PROBLEM DESCRIPTION ▸
Transcribe the listing exactly, leaving out every picture.

**** RECORDS FOR THE EXERCISE

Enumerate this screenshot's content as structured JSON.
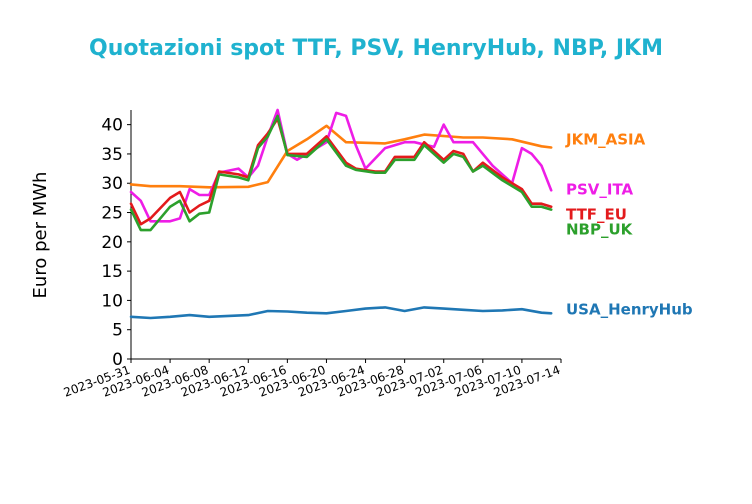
{
  "chart_data": {
    "type": "line",
    "title": "Quotazioni spot TTF, PSV, HenryHub, NBP, JKM",
    "xlabel": "",
    "ylabel": "Euro per MWh",
    "ylim": [
      0,
      42.5
    ],
    "xlim": [
      "2023-05-31",
      "2023-07-14"
    ],
    "yticks": [
      0,
      5,
      10,
      15,
      20,
      25,
      30,
      35,
      40
    ],
    "xticks": [
      "2023-05-31",
      "2023-06-04",
      "2023-06-08",
      "2023-06-12",
      "2023-06-16",
      "2023-06-20",
      "2023-06-24",
      "2023-06-28",
      "2023-07-02",
      "2023-07-06",
      "2023-07-10",
      "2023-07-14"
    ],
    "grid": false,
    "legend": "labels at right end of each line",
    "series": [
      {
        "name": "JKM_ASIA",
        "color": "#ff7f0e",
        "x": [
          "2023-05-31",
          "2023-06-02",
          "2023-06-05",
          "2023-06-08",
          "2023-06-12",
          "2023-06-14",
          "2023-06-16",
          "2023-06-18",
          "2023-06-20",
          "2023-06-22",
          "2023-06-26",
          "2023-06-28",
          "2023-06-30",
          "2023-07-04",
          "2023-07-06",
          "2023-07-09",
          "2023-07-12",
          "2023-07-13"
        ],
        "y": [
          29.8,
          29.5,
          29.5,
          29.3,
          29.4,
          30.2,
          35.5,
          37.5,
          39.8,
          37.0,
          36.8,
          37.5,
          38.3,
          37.8,
          37.8,
          37.5,
          36.3,
          36.1
        ]
      },
      {
        "name": "PSV_ITA",
        "color": "#ee1de6",
        "x": [
          "2023-05-31",
          "2023-06-01",
          "2023-06-02",
          "2023-06-04",
          "2023-06-05",
          "2023-06-06",
          "2023-06-07",
          "2023-06-08",
          "2023-06-09",
          "2023-06-11",
          "2023-06-12",
          "2023-06-13",
          "2023-06-14",
          "2023-06-15",
          "2023-06-16",
          "2023-06-17",
          "2023-06-19",
          "2023-06-20",
          "2023-06-21",
          "2023-06-22",
          "2023-06-23",
          "2023-06-24",
          "2023-06-26",
          "2023-06-28",
          "2023-06-29",
          "2023-07-01",
          "2023-07-02",
          "2023-07-03",
          "2023-07-05",
          "2023-07-06",
          "2023-07-07",
          "2023-07-09",
          "2023-07-10",
          "2023-07-11",
          "2023-07-12",
          "2023-07-13"
        ],
        "y": [
          28.5,
          27.0,
          23.5,
          23.5,
          24.0,
          29.0,
          28.0,
          28.0,
          31.8,
          32.5,
          31.0,
          33.0,
          38.0,
          42.5,
          35.0,
          34.0,
          36.0,
          37.0,
          42.0,
          41.5,
          36.5,
          32.5,
          36.0,
          37.0,
          37.0,
          36.2,
          40.0,
          37.0,
          37.0,
          35.0,
          33.0,
          30.0,
          36.0,
          35.0,
          33.0,
          28.8
        ]
      },
      {
        "name": "TTF_EU",
        "color": "#e31a1c",
        "x": [
          "2023-05-31",
          "2023-06-01",
          "2023-06-02",
          "2023-06-04",
          "2023-06-05",
          "2023-06-06",
          "2023-06-07",
          "2023-06-08",
          "2023-06-09",
          "2023-06-11",
          "2023-06-12",
          "2023-06-13",
          "2023-06-14",
          "2023-06-15",
          "2023-06-16",
          "2023-06-18",
          "2023-06-20",
          "2023-06-22",
          "2023-06-23",
          "2023-06-25",
          "2023-06-26",
          "2023-06-27",
          "2023-06-29",
          "2023-06-30",
          "2023-07-02",
          "2023-07-03",
          "2023-07-04",
          "2023-07-05",
          "2023-07-06",
          "2023-07-08",
          "2023-07-10",
          "2023-07-11",
          "2023-07-12",
          "2023-07-13"
        ],
        "y": [
          26.5,
          23.0,
          24.0,
          27.5,
          28.5,
          25.0,
          26.2,
          27.0,
          32.0,
          31.5,
          31.0,
          36.5,
          38.5,
          41.0,
          35.0,
          35.0,
          38.0,
          33.5,
          32.5,
          32.0,
          32.0,
          34.5,
          34.5,
          37.0,
          34.0,
          35.5,
          35.0,
          32.0,
          33.5,
          31.0,
          29.0,
          26.5,
          26.5,
          26.0
        ]
      },
      {
        "name": "NBP_UK",
        "color": "#2ca02c",
        "x": [
          "2023-05-31",
          "2023-06-01",
          "2023-06-02",
          "2023-06-04",
          "2023-06-05",
          "2023-06-06",
          "2023-06-07",
          "2023-06-08",
          "2023-06-09",
          "2023-06-11",
          "2023-06-12",
          "2023-06-13",
          "2023-06-14",
          "2023-06-15",
          "2023-06-16",
          "2023-06-18",
          "2023-06-20",
          "2023-06-22",
          "2023-06-23",
          "2023-06-25",
          "2023-06-26",
          "2023-06-27",
          "2023-06-29",
          "2023-06-30",
          "2023-07-02",
          "2023-07-03",
          "2023-07-04",
          "2023-07-05",
          "2023-07-06",
          "2023-07-08",
          "2023-07-10",
          "2023-07-11",
          "2023-07-12",
          "2023-07-13"
        ],
        "y": [
          25.5,
          22.0,
          22.0,
          26.0,
          27.0,
          23.5,
          24.8,
          25.0,
          31.5,
          31.0,
          30.5,
          36.0,
          38.0,
          41.5,
          34.8,
          34.5,
          37.5,
          33.0,
          32.3,
          31.8,
          31.8,
          34.0,
          34.0,
          36.5,
          33.5,
          35.0,
          34.5,
          32.0,
          33.0,
          30.5,
          28.5,
          26.0,
          26.0,
          25.5
        ]
      },
      {
        "name": "USA_HenryHub",
        "color": "#1f77b4",
        "x": [
          "2023-05-31",
          "2023-06-02",
          "2023-06-04",
          "2023-06-06",
          "2023-06-08",
          "2023-06-12",
          "2023-06-14",
          "2023-06-16",
          "2023-06-18",
          "2023-06-20",
          "2023-06-22",
          "2023-06-24",
          "2023-06-26",
          "2023-06-28",
          "2023-06-30",
          "2023-07-02",
          "2023-07-04",
          "2023-07-06",
          "2023-07-08",
          "2023-07-10",
          "2023-07-12",
          "2023-07-13"
        ],
        "y": [
          7.2,
          7.0,
          7.2,
          7.5,
          7.2,
          7.5,
          8.2,
          8.1,
          7.9,
          7.8,
          8.2,
          8.6,
          8.8,
          8.2,
          8.8,
          8.6,
          8.4,
          8.2,
          8.3,
          8.5,
          7.9,
          7.8
        ]
      }
    ]
  }
}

********

RESULT FOR THIS TASK ▸
Enumerate this screenshot's content as structured JSON.
{
  "chart_data": {
    "type": "line",
    "title": "Quotazioni spot TTF, PSV, HenryHub, NBP, JKM",
    "xlabel": "",
    "ylabel": "Euro per MWh",
    "ylim": [
      0,
      42.5
    ],
    "xlim": [
      "2023-05-31",
      "2023-07-14"
    ],
    "yticks": [
      0,
      5,
      10,
      15,
      20,
      25,
      30,
      35,
      40
    ],
    "xticks": [
      "2023-05-31",
      "2023-06-04",
      "2023-06-08",
      "2023-06-12",
      "2023-06-16",
      "2023-06-20",
      "2023-06-24",
      "2023-06-28",
      "2023-07-02",
      "2023-07-06",
      "2023-07-10",
      "2023-07-14"
    ],
    "grid": false,
    "legend": "labels at right end of each line",
    "series": [
      {
        "name": "JKM_ASIA",
        "color": "#ff7f0e",
        "x": [
          "2023-05-31",
          "2023-06-02",
          "2023-06-05",
          "2023-06-08",
          "2023-06-12",
          "2023-06-14",
          "2023-06-16",
          "2023-06-18",
          "2023-06-20",
          "2023-06-22",
          "2023-06-26",
          "2023-06-28",
          "2023-06-30",
          "2023-07-04",
          "2023-07-06",
          "2023-07-09",
          "2023-07-12",
          "2023-07-13"
        ],
        "y": [
          29.8,
          29.5,
          29.5,
          29.3,
          29.4,
          30.2,
          35.5,
          37.5,
          39.8,
          37.0,
          36.8,
          37.5,
          38.3,
          37.8,
          37.8,
          37.5,
          36.3,
          36.1
        ]
      },
      {
        "name": "PSV_ITA",
        "color": "#ee1de6",
        "x": [
          "2023-05-31",
          "2023-06-01",
          "2023-06-02",
          "2023-06-04",
          "2023-06-05",
          "2023-06-06",
          "2023-06-07",
          "2023-06-08",
          "2023-06-09",
          "2023-06-11",
          "2023-06-12",
          "2023-06-13",
          "2023-06-14",
          "2023-06-15",
          "2023-06-16",
          "2023-06-17",
          "2023-06-19",
          "2023-06-20",
          "2023-06-21",
          "2023-06-22",
          "2023-06-23",
          "2023-06-24",
          "2023-06-26",
          "2023-06-28",
          "2023-06-29",
          "2023-07-01",
          "2023-07-02",
          "2023-07-03",
          "2023-07-05",
          "2023-07-06",
          "2023-07-07",
          "2023-07-09",
          "2023-07-10",
          "2023-07-11",
          "2023-07-12",
          "2023-07-13"
        ],
        "y": [
          28.5,
          27.0,
          23.5,
          23.5,
          24.0,
          29.0,
          28.0,
          28.0,
          31.8,
          32.5,
          31.0,
          33.0,
          38.0,
          42.5,
          35.0,
          34.0,
          36.0,
          37.0,
          42.0,
          41.5,
          36.5,
          32.5,
          36.0,
          37.0,
          37.0,
          36.2,
          40.0,
          37.0,
          37.0,
          35.0,
          33.0,
          30.0,
          36.0,
          35.0,
          33.0,
          28.8
        ]
      },
      {
        "name": "TTF_EU",
        "color": "#e31a1c",
        "x": [
          "2023-05-31",
          "2023-06-01",
          "2023-06-02",
          "2023-06-04",
          "2023-06-05",
          "2023-06-06",
          "2023-06-07",
          "2023-06-08",
          "2023-06-09",
          "2023-06-11",
          "2023-06-12",
          "2023-06-13",
          "2023-06-14",
          "2023-06-15",
          "2023-06-16",
          "2023-06-18",
          "2023-06-20",
          "2023-06-22",
          "2023-06-23",
          "2023-06-25",
          "2023-06-26",
          "2023-06-27",
          "2023-06-29",
          "2023-06-30",
          "2023-07-02",
          "2023-07-03",
          "2023-07-04",
          "2023-07-05",
          "2023-07-06",
          "2023-07-08",
          "2023-07-10",
          "2023-07-11",
          "2023-07-12",
          "2023-07-13"
        ],
        "y": [
          26.5,
          23.0,
          24.0,
          27.5,
          28.5,
          25.0,
          26.2,
          27.0,
          32.0,
          31.5,
          31.0,
          36.5,
          38.5,
          41.0,
          35.0,
          35.0,
          38.0,
          33.5,
          32.5,
          32.0,
          32.0,
          34.5,
          34.5,
          37.0,
          34.0,
          35.5,
          35.0,
          32.0,
          33.5,
          31.0,
          29.0,
          26.5,
          26.5,
          26.0
        ]
      },
      {
        "name": "NBP_UK",
        "color": "#2ca02c",
        "x": [
          "2023-05-31",
          "2023-06-01",
          "2023-06-02",
          "2023-06-04",
          "2023-06-05",
          "2023-06-06",
          "2023-06-07",
          "2023-06-08",
          "2023-06-09",
          "2023-06-11",
          "2023-06-12",
          "2023-06-13",
          "2023-06-14",
          "2023-06-15",
          "2023-06-16",
          "2023-06-18",
          "2023-06-20",
          "2023-06-22",
          "2023-06-23",
          "2023-06-25",
          "2023-06-26",
          "2023-06-27",
          "2023-06-29",
          "2023-06-30",
          "2023-07-02",
          "2023-07-03",
          "2023-07-04",
          "2023-07-05",
          "2023-07-06",
          "2023-07-08",
          "2023-07-10",
          "2023-07-11",
          "2023-07-12",
          "2023-07-13"
        ],
        "y": [
          25.5,
          22.0,
          22.0,
          26.0,
          27.0,
          23.5,
          24.8,
          25.0,
          31.5,
          31.0,
          30.5,
          36.0,
          38.0,
          41.5,
          34.8,
          34.5,
          37.5,
          33.0,
          32.3,
          31.8,
          31.8,
          34.0,
          34.0,
          36.5,
          33.5,
          35.0,
          34.5,
          32.0,
          33.0,
          30.5,
          28.5,
          26.0,
          26.0,
          25.5
        ]
      },
      {
        "name": "USA_HenryHub",
        "color": "#1f77b4",
        "x": [
          "2023-05-31",
          "2023-06-02",
          "2023-06-04",
          "2023-06-06",
          "2023-06-08",
          "2023-06-12",
          "2023-06-14",
          "2023-06-16",
          "2023-06-18",
          "2023-06-20",
          "2023-06-22",
          "2023-06-24",
          "2023-06-26",
          "2023-06-28",
          "2023-06-30",
          "2023-07-02",
          "2023-07-04",
          "2023-07-06",
          "2023-07-08",
          "2023-07-10",
          "2023-07-12",
          "2023-07-13"
        ],
        "y": [
          7.2,
          7.0,
          7.2,
          7.5,
          7.2,
          7.5,
          8.2,
          8.1,
          7.9,
          7.8,
          8.2,
          8.6,
          8.8,
          8.2,
          8.8,
          8.6,
          8.4,
          8.2,
          8.3,
          8.5,
          7.9,
          7.8
        ]
      }
    ]
  }
}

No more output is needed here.